____ TEXT PASSAGE
Should the US have a surge in forces?

Proponent’s position:

  • The Administration and some Pentagon officials argue that unless the sectarian violence, particularly in Baghdad, is brought under control, any progress in Iraq will be impossible. They believe that a surge in troop levels is necessary to subdue the insurgency and bring stability to Baghdad. Once security has been attained, the U.S. military can then concentrate on accelerating the recruitment and training of Iraqi security forces and the turnover of more territory to the Iraqis.

Opponent’s position:

  • The Joint Chiefs have stated that as long as the American presence is growing, the Iraqis will never take responsibility for their own security. They also complain that the surge seems to involve only military personnel, and that U.S. government agencies better suited for reorganizing political and economic systems haven’t been given a more prominent role. As an alternative to a troop surge, agencies such as the Departments State, Justice, and Energy should send experts and advisers to help the Iraqis pull themselves together.
  • The second argument is that America ’s military capacity is already overstretched and we do not have the troops to sustain a substantial increase in our presence. Increased deployments to Iraq would hamper our ability to provide adequate resources for our efforts in Afghanistan or respond to other possible threats around the world.

Inglis position:

“In the second paragraph of the Declaration of Independence, Thomas Jefferson wrote that when a people are subjected to despotism, ‘It is their right, it is their duty, to throw off such Government, and to provide new Guards for their security.” I would emphasize the phrase, “It is their duty.” While a troop surge may provide temporary security, no amount of American military might can force the Iraqi people to seek national reconciliation and strive towards achieving the milestones that should be set – like a fair division of oil money and steps to overcome the mistake of de-Baathification.
________
____ SUPPLIED MATERIAL
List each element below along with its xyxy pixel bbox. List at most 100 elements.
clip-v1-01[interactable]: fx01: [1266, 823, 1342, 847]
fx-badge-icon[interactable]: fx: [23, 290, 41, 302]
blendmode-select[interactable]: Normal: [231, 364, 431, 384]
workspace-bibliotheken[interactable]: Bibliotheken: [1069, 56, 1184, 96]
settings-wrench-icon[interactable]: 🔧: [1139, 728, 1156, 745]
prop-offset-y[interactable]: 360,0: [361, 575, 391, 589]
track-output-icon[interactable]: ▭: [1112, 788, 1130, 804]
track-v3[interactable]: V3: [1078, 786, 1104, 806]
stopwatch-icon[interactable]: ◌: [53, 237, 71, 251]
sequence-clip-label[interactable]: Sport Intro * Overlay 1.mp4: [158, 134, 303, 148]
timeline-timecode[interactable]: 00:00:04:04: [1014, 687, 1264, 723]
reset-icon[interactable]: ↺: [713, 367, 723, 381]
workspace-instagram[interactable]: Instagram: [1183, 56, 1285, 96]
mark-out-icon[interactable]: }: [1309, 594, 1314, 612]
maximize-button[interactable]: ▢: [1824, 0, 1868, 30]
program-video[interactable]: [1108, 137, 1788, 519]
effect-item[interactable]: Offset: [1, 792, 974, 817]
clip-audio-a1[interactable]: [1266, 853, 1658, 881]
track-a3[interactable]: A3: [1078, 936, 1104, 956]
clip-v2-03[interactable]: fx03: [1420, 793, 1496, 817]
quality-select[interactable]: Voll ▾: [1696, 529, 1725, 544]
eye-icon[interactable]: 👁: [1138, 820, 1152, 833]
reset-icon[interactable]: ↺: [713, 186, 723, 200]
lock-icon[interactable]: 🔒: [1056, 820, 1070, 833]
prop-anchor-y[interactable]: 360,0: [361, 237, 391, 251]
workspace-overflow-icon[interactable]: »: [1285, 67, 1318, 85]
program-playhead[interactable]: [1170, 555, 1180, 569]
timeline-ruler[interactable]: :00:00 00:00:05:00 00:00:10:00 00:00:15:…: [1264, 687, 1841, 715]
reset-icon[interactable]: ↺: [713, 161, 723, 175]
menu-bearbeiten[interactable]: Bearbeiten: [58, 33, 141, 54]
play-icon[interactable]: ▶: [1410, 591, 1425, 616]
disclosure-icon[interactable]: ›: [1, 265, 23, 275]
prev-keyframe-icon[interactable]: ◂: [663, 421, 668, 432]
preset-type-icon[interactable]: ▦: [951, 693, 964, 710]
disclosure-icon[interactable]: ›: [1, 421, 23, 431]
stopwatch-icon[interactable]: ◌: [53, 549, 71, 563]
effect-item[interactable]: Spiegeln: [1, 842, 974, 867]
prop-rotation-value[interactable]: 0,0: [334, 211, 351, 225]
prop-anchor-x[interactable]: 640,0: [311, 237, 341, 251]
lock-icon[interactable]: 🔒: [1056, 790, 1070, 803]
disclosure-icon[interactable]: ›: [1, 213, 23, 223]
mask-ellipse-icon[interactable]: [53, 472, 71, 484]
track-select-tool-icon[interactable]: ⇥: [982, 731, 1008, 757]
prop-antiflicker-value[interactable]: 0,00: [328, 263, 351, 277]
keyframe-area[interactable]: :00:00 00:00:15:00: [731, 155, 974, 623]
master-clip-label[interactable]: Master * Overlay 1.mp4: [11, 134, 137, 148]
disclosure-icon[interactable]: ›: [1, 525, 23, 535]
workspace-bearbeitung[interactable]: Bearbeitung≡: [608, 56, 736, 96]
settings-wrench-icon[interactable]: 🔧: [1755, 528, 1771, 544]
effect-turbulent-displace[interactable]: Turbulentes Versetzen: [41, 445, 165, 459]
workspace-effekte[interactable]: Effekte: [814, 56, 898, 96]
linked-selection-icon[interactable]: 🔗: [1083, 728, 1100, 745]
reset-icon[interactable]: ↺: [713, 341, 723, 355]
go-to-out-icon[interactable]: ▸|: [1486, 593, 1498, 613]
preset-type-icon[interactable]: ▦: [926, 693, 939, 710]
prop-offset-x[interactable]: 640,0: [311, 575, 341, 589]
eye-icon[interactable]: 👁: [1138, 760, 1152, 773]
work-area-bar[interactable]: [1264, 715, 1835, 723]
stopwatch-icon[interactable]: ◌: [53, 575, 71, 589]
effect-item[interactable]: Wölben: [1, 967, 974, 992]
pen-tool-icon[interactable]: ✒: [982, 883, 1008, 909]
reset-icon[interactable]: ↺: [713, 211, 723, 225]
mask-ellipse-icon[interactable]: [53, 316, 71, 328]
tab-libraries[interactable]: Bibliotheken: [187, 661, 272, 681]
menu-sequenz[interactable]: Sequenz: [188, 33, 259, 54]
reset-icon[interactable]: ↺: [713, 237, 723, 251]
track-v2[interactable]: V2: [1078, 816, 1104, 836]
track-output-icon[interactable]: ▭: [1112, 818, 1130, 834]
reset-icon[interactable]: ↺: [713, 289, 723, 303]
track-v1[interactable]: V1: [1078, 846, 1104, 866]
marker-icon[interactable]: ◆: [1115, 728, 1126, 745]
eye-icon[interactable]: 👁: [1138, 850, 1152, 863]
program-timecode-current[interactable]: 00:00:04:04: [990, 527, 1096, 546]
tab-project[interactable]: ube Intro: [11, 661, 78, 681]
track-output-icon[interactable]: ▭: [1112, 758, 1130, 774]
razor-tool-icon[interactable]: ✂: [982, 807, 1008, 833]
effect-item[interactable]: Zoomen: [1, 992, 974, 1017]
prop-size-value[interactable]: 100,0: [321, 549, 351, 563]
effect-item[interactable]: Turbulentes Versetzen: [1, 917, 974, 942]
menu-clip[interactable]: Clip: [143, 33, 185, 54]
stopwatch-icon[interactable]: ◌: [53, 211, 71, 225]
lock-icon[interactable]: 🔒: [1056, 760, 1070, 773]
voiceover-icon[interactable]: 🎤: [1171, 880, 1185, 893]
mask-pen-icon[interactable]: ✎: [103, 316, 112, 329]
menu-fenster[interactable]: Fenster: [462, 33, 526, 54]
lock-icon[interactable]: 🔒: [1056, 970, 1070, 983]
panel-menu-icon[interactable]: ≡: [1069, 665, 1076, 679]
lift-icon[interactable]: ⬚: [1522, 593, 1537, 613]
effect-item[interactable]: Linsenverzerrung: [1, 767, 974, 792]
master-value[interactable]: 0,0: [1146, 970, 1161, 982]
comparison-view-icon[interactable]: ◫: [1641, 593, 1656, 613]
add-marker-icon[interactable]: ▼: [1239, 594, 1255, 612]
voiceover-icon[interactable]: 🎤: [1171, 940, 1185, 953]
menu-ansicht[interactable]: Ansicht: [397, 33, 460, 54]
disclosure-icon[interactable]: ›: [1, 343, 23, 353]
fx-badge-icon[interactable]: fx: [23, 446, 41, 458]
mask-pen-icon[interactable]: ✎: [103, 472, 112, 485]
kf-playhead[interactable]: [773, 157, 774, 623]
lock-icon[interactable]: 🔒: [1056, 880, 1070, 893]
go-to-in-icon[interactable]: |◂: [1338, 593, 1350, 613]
________
§ **WORK TO DO**
A - Write out the Iraq troop surge text word for word, beginning at the words "Should the US" and stopping after "to the Iraqis.".
B - Answer these from the Iraq troop surge text:
(i) In which city do proponents say the sectarian violence particularly needs to be brought under control?
(ii) Which country's efforts do opponents say increased deployments to Iraq would hamper?
(iii) Which phrase from the Declaration of Independence does Inglis emphasize?

§ **SOLUTIONS IN ORDER**
A -
Should the US have a surge in forces?

Proponent’s position:

  • The Administration and some Pentagon officials argue that unless the sectarian violence, particularly in Baghdad, is brought under control, any progress in Iraq will be impossible. They believe that a surge in troop levels is necessary to subdue the insurgency and bring stability to Baghdad. Once security has been attained, the U.S. military can then concentrate on accelerating the recruitment and training of Iraqi security forces and the turnover of more territory to the Iraqis.

B -
(i) Baghdad
(ii) Afghanistan
(iii) "It is their duty."